---- RECORDS PROVIDED
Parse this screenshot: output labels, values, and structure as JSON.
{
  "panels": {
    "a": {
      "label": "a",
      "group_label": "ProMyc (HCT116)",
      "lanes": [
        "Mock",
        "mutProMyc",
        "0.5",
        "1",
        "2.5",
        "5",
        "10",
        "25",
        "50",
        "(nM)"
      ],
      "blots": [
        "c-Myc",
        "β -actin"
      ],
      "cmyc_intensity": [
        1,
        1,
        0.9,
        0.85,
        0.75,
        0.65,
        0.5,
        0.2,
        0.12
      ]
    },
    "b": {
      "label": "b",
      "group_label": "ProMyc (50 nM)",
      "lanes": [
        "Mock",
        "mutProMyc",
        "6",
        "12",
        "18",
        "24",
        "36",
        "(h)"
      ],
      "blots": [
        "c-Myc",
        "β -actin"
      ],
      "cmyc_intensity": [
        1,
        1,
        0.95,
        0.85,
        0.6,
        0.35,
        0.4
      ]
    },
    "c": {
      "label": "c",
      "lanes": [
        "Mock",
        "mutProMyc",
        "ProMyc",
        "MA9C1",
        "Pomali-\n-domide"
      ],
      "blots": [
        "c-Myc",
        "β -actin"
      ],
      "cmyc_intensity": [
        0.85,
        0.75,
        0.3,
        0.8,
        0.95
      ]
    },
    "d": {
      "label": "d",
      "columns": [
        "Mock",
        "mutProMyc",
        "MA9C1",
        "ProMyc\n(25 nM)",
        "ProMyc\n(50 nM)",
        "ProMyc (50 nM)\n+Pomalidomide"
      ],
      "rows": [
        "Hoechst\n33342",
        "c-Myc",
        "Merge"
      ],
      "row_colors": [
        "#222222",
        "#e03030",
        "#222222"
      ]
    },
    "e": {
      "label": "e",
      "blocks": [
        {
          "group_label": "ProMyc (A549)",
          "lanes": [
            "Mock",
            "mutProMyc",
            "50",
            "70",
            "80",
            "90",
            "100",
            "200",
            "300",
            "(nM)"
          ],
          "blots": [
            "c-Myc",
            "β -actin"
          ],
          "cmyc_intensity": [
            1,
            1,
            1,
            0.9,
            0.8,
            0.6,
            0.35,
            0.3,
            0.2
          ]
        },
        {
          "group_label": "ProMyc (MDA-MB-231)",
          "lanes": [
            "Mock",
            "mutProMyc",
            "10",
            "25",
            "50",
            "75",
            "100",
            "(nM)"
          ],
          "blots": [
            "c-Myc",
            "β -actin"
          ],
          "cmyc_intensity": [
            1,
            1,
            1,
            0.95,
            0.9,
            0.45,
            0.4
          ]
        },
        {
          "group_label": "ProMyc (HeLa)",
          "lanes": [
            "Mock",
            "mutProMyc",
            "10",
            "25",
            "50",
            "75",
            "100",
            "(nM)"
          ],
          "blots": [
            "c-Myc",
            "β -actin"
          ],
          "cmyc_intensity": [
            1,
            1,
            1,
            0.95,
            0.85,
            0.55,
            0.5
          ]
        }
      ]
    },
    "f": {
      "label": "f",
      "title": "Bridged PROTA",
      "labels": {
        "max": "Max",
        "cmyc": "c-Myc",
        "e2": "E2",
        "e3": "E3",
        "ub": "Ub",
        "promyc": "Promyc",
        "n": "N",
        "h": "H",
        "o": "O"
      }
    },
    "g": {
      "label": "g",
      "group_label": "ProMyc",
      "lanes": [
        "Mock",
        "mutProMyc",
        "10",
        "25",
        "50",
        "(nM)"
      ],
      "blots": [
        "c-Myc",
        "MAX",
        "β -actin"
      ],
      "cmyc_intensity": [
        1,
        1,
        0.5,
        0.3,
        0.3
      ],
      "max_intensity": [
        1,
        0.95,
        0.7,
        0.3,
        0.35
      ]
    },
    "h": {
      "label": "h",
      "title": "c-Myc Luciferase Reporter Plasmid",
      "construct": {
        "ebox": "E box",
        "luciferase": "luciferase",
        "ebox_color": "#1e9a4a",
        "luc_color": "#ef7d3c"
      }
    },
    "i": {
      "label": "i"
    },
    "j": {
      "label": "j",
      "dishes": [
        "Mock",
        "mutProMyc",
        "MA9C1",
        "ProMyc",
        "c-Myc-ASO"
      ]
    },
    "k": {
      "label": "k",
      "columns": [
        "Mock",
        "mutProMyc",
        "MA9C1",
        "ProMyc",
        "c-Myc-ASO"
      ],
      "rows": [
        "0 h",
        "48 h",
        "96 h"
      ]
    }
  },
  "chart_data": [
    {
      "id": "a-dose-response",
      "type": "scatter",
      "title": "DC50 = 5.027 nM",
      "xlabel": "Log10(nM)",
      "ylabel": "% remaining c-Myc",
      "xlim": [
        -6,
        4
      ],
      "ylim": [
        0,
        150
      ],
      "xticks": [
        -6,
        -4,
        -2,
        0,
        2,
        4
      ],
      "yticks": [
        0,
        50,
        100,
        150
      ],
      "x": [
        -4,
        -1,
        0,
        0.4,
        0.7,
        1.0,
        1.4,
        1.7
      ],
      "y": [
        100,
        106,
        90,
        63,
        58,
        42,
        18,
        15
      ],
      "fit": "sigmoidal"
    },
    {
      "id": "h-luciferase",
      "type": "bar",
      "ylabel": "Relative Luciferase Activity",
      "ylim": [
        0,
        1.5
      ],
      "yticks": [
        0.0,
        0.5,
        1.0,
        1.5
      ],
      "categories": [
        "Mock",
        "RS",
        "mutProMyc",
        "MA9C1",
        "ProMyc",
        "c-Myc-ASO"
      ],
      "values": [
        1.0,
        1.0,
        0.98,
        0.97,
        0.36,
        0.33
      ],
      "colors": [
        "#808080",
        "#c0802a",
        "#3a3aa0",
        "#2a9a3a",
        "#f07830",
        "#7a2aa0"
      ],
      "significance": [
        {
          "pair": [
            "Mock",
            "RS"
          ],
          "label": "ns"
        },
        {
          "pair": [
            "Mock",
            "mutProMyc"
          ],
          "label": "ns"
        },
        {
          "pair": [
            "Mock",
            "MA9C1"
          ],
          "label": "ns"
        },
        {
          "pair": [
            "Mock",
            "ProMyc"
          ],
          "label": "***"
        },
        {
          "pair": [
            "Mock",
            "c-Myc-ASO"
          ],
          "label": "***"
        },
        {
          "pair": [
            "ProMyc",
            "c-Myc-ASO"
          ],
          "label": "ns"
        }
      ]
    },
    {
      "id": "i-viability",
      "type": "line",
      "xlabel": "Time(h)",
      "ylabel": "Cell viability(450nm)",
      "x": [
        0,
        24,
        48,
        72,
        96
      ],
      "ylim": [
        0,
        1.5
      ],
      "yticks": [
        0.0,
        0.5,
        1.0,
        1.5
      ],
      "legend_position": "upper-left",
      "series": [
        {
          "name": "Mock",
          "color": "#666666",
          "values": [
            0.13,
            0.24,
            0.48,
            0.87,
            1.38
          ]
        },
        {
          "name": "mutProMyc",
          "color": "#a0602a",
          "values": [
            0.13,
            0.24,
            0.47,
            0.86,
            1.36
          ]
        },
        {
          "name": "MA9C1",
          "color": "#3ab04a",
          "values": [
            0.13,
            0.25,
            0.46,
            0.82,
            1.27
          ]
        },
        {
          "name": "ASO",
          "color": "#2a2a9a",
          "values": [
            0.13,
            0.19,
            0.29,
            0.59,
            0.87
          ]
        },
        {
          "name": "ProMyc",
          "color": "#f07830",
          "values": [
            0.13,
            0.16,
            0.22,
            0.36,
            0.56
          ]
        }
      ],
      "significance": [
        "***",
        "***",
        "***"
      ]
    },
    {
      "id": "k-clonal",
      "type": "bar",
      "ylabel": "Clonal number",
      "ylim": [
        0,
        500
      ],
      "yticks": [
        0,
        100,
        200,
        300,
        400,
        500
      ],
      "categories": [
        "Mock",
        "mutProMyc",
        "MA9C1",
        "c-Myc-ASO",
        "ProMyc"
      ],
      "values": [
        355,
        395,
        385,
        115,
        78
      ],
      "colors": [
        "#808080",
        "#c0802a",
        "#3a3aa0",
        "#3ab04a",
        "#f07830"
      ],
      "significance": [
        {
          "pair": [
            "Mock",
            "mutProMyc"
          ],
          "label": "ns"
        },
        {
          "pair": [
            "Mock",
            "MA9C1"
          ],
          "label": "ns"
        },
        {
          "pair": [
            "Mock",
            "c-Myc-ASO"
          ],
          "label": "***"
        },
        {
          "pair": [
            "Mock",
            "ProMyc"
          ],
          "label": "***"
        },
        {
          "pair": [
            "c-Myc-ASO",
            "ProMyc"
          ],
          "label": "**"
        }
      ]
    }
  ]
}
--------
Establish how many lines of the records contain the string "ylabel" and state that number without elaboration.

EXERCISE SOLUTION – 4